Please rewrite the entries below with "bounding box" changed to "enclosing rectangle" and everything else unchanged, and leave the pictures out.

## [Data listing]
-.-.-

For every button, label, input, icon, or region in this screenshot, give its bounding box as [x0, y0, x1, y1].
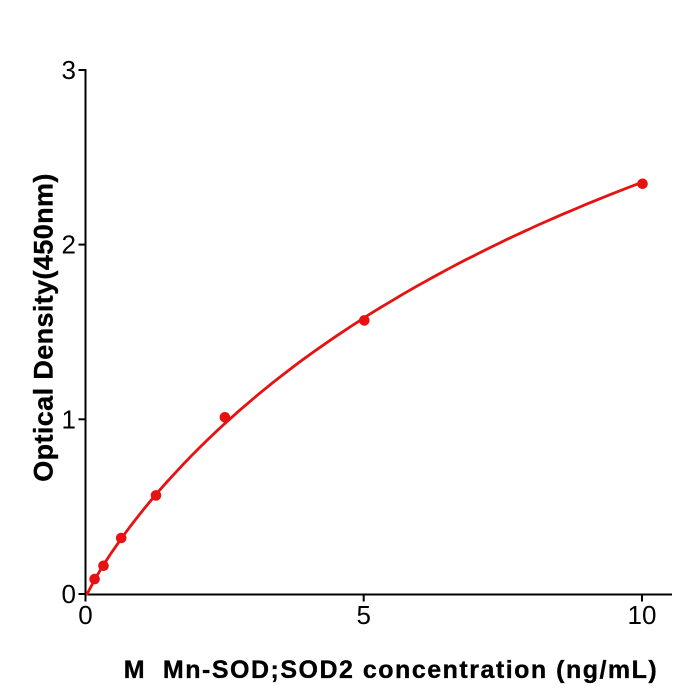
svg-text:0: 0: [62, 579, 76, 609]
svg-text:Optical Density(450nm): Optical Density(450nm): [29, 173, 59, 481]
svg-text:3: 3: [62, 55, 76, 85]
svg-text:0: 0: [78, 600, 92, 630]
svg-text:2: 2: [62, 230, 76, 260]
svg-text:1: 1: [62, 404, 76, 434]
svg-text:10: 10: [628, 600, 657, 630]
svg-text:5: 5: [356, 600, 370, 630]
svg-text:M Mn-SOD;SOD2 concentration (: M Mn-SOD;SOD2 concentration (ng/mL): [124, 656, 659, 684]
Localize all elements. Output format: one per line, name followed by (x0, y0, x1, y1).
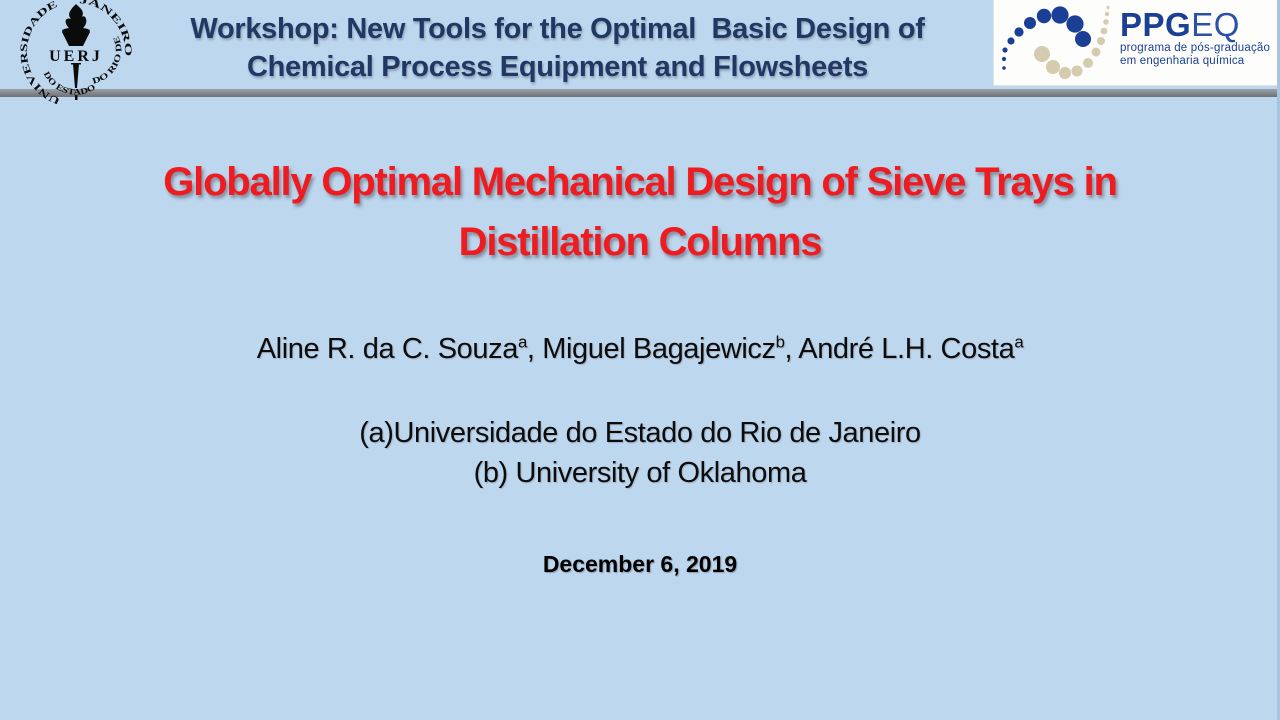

-.-.-

## [Result for this exercise]
For every button, label, input, icon, or region in this screenshot, give its enclosing rectangle as [x0, y0, x1, y1].
svg-text:0: 0: [62, 579, 76, 609]
svg-text:Optical Density(450nm): Optical Density(450nm): [29, 173, 59, 481]
svg-text:3: 3: [62, 55, 76, 85]
svg-text:0: 0: [78, 600, 92, 630]
svg-text:2: 2: [62, 230, 76, 260]
svg-text:1: 1: [62, 404, 76, 434]
svg-text:10: 10: [628, 600, 657, 630]
svg-text:5: 5: [356, 600, 370, 630]
svg-text:M Mn-SOD;SOD2 concentration (: M Mn-SOD;SOD2 concentration (ng/mL): [124, 656, 659, 684]
Localize all elements. Output format: one per line, name followed by (x0, y0, x1, y1).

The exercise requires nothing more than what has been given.